▶ [YOUR TASK]
Quote the records that follow in full and exactly; leave out the pictures.

▶ [INFORMATION GIVEN]
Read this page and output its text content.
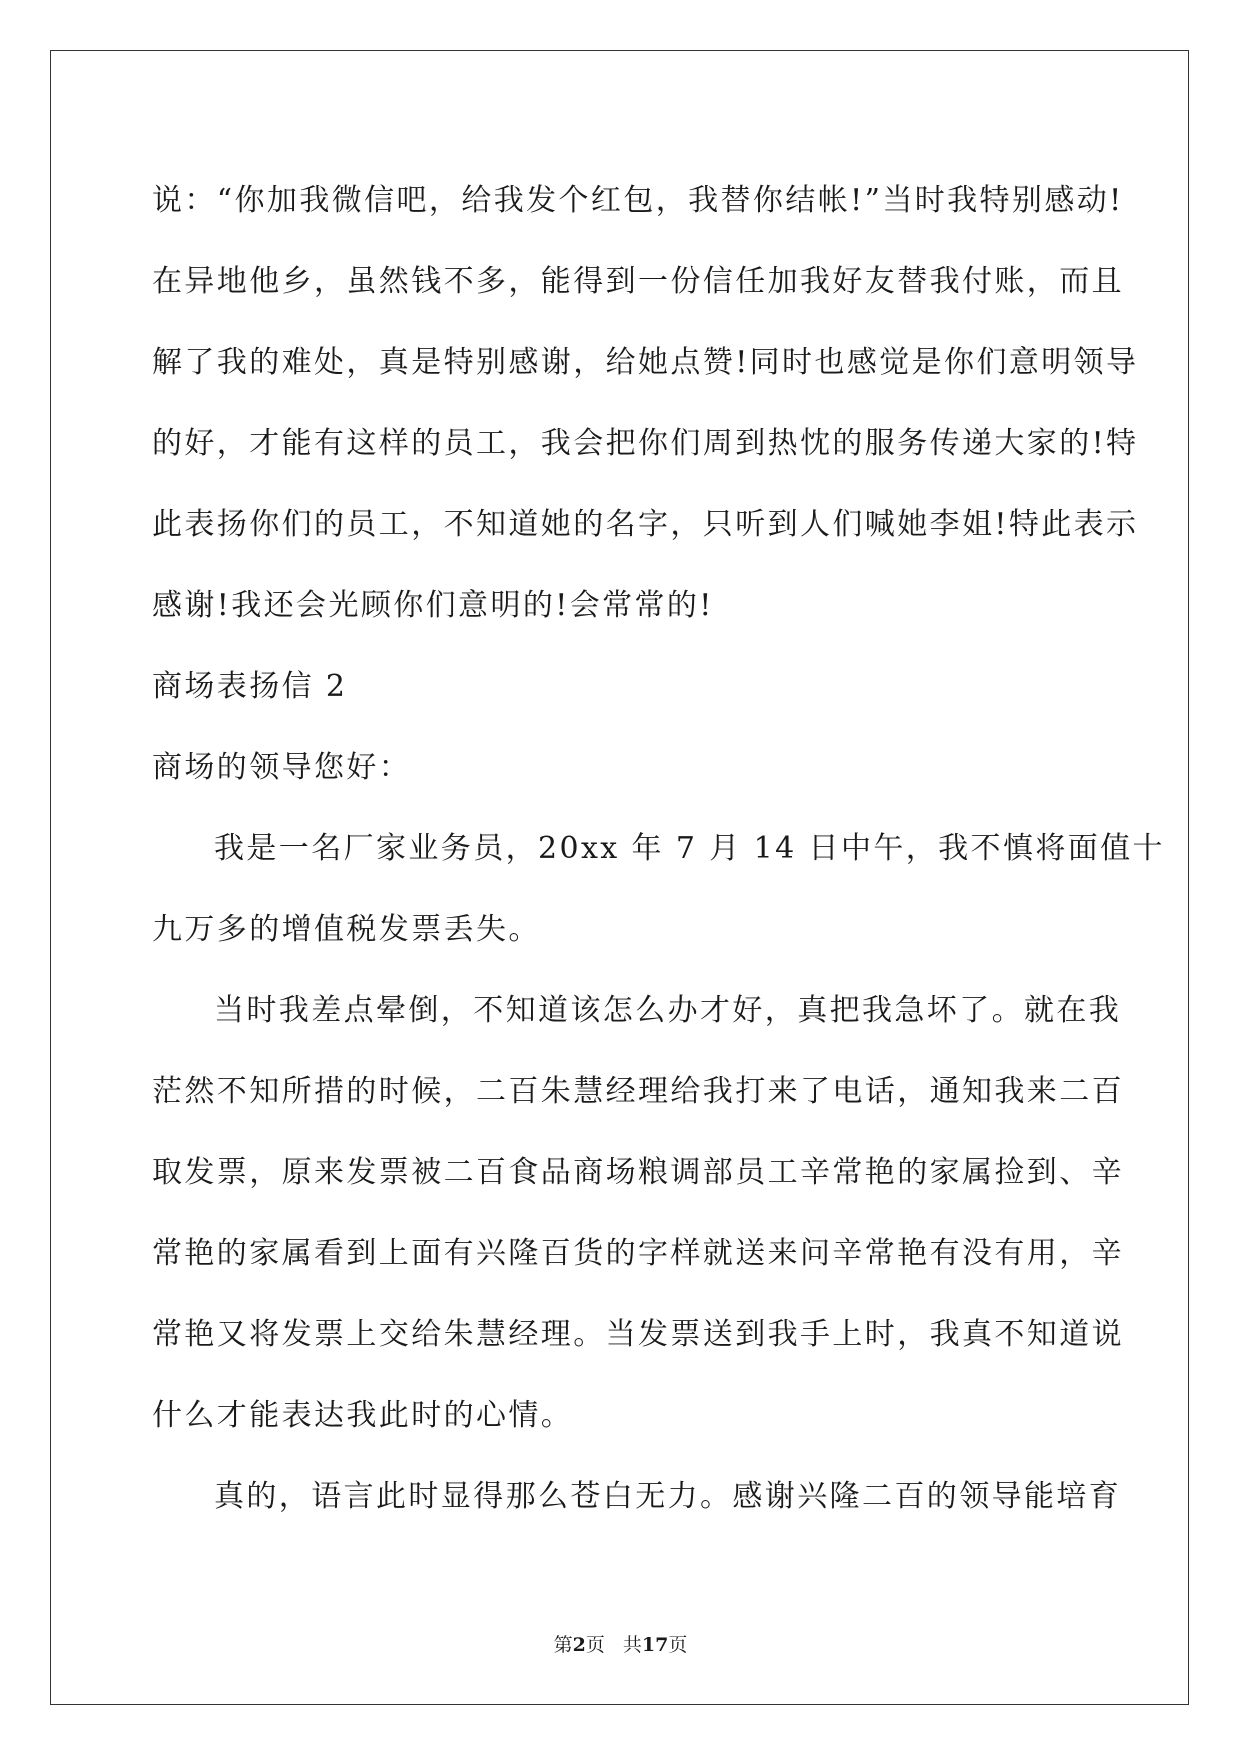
说：“你加我微信吧，给我发个红包，我替你结帐!”当时我特别感动!
在异地他乡，虽然钱不多，能得到一份信任加我好友替我付账，而且
解了我的难处，真是特别感谢，给她点赞!同时也感觉是你们意明领导
的好，才能有这样的员工，我会把你们周到热忱的服务传递大家的!特
此表扬你们的员工，不知道她的名字，只听到人们喊她李姐!特此表示
感谢!我还会光顾你们意明的!会常常的!
商场表扬信 2
商场的领导您好：
我是一名厂家业务员，20xx 年 7 月 14 日中午，我不慎将面值十
九万多的增值税发票丢失。
当时我差点晕倒，不知道该怎么办才好，真把我急坏了。就在我
茫然不知所措的时候，二百朱慧经理给我打来了电话，通知我来二百
取发票，原来发票被二百食品商场粮调部员工辛常艳的家属捡到、辛
常艳的家属看到上面有兴隆百货的字样就送来问辛常艳有没有用，辛
常艳又将发票上交给朱慧经理。当发票送到我手上时，我真不知道说
什么才能表达我此时的心情。
真的，语言此时显得那么苍白无力。感谢兴隆二百的领导能培育
第2页 共17页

▶ [TASK OUTPUT]
Read this page and output its text content.
说：“你加我微信吧，给我发个红包，我替你结帐!”当时我特别感动!
在异地他乡，虽然钱不多，能得到一份信任加我好友替我付账，而且
解了我的难处，真是特别感谢，给她点赞!同时也感觉是你们意明领导
的好，才能有这样的员工，我会把你们周到热忱的服务传递大家的!特
此表扬你们的员工，不知道她的名字，只听到人们喊她李姐!特此表示
感谢!我还会光顾你们意明的!会常常的!
商场表扬信 2
商场的领导您好：
我是一名厂家业务员，20xx 年 7 月 14 日中午，我不慎将面值十
九万多的增值税发票丢失。
当时我差点晕倒，不知道该怎么办才好，真把我急坏了。就在我
茫然不知所措的时候，二百朱慧经理给我打来了电话，通知我来二百
取发票，原来发票被二百食品商场粮调部员工辛常艳的家属捡到、辛
常艳的家属看到上面有兴隆百货的字样就送来问辛常艳有没有用，辛
常艳又将发票上交给朱慧经理。当发票送到我手上时，我真不知道说
什么才能表达我此时的心情。
真的，语言此时显得那么苍白无力。感谢兴隆二百的领导能培育
第2页 共17页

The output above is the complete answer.